Work to do: Retype the material word for word.

Entries taken from a collection
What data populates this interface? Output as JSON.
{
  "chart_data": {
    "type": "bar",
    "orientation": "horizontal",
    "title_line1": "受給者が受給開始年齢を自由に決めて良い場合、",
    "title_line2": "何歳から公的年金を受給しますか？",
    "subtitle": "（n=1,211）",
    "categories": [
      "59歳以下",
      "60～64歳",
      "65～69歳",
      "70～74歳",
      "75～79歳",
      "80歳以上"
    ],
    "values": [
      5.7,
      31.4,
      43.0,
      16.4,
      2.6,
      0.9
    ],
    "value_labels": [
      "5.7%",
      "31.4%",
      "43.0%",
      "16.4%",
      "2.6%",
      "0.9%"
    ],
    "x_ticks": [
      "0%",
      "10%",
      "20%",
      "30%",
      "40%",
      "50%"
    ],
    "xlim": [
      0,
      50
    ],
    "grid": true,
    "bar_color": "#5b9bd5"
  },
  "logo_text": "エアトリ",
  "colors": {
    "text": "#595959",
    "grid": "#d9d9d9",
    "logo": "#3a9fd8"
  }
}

Problem solution:
What data populates this interface? Output as JSON.
{
  "chart_data": {
    "type": "bar",
    "orientation": "horizontal",
    "title_line1": "受給者が受給開始年齢を自由に決めて良い場合、",
    "title_line2": "何歳から公的年金を受給しますか？",
    "subtitle": "（n=1,211）",
    "categories": [
      "59歳以下",
      "60～64歳",
      "65～69歳",
      "70～74歳",
      "75～79歳",
      "80歳以上"
    ],
    "values": [
      5.7,
      31.4,
      43.0,
      16.4,
      2.6,
      0.9
    ],
    "value_labels": [
      "5.7%",
      "31.4%",
      "43.0%",
      "16.4%",
      "2.6%",
      "0.9%"
    ],
    "x_ticks": [
      "0%",
      "10%",
      "20%",
      "30%",
      "40%",
      "50%"
    ],
    "xlim": [
      0,
      50
    ],
    "grid": true,
    "bar_color": "#5b9bd5"
  },
  "logo_text": "エアトリ",
  "colors": {
    "text": "#595959",
    "grid": "#d9d9d9",
    "logo": "#3a9fd8"
  }
}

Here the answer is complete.